---------- Data listing

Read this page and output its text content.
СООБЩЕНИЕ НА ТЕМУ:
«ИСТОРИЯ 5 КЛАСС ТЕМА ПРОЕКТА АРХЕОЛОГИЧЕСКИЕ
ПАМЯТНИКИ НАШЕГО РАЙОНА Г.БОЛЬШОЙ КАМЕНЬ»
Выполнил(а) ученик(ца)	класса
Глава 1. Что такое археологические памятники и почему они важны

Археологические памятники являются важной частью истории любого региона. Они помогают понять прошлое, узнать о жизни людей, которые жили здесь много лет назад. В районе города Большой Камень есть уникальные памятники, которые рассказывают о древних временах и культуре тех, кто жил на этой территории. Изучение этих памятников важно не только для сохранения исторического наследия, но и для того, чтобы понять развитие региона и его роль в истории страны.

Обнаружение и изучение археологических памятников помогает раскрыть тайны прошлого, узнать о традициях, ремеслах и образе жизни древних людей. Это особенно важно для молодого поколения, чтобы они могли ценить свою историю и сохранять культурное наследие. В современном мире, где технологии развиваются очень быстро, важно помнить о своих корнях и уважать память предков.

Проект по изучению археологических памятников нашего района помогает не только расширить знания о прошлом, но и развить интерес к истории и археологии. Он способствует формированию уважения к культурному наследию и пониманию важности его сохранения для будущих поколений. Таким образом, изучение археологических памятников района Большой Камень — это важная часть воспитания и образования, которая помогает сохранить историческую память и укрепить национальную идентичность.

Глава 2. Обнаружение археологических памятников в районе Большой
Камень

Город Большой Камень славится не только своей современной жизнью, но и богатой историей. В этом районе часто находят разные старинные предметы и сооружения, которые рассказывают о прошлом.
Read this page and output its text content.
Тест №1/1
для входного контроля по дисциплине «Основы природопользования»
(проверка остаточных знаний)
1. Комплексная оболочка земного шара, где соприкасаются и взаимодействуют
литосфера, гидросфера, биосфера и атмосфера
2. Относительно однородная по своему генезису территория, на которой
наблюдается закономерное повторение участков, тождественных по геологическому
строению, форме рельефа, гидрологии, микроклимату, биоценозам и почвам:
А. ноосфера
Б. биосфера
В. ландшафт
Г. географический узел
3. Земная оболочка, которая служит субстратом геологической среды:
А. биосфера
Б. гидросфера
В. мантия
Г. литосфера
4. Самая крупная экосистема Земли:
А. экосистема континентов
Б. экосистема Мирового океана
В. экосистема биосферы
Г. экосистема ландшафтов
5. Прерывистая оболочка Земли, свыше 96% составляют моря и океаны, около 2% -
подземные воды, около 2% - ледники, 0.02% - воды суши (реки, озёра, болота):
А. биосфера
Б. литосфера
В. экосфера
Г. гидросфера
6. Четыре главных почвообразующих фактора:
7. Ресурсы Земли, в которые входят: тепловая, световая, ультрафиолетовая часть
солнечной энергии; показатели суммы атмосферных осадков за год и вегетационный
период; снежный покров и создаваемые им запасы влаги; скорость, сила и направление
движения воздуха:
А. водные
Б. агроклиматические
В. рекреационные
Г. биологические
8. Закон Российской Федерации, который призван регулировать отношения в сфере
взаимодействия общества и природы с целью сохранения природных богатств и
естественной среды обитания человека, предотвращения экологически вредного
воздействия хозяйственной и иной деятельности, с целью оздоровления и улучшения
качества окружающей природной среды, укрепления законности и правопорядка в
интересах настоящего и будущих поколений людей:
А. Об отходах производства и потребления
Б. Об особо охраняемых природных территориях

--------------------

What the exercise asks:
Pull out every line containing "природных".

Solution:
взаимодействия общества и природы с целью сохранения природных богатств и
Б. Об особо охраняемых природных территориях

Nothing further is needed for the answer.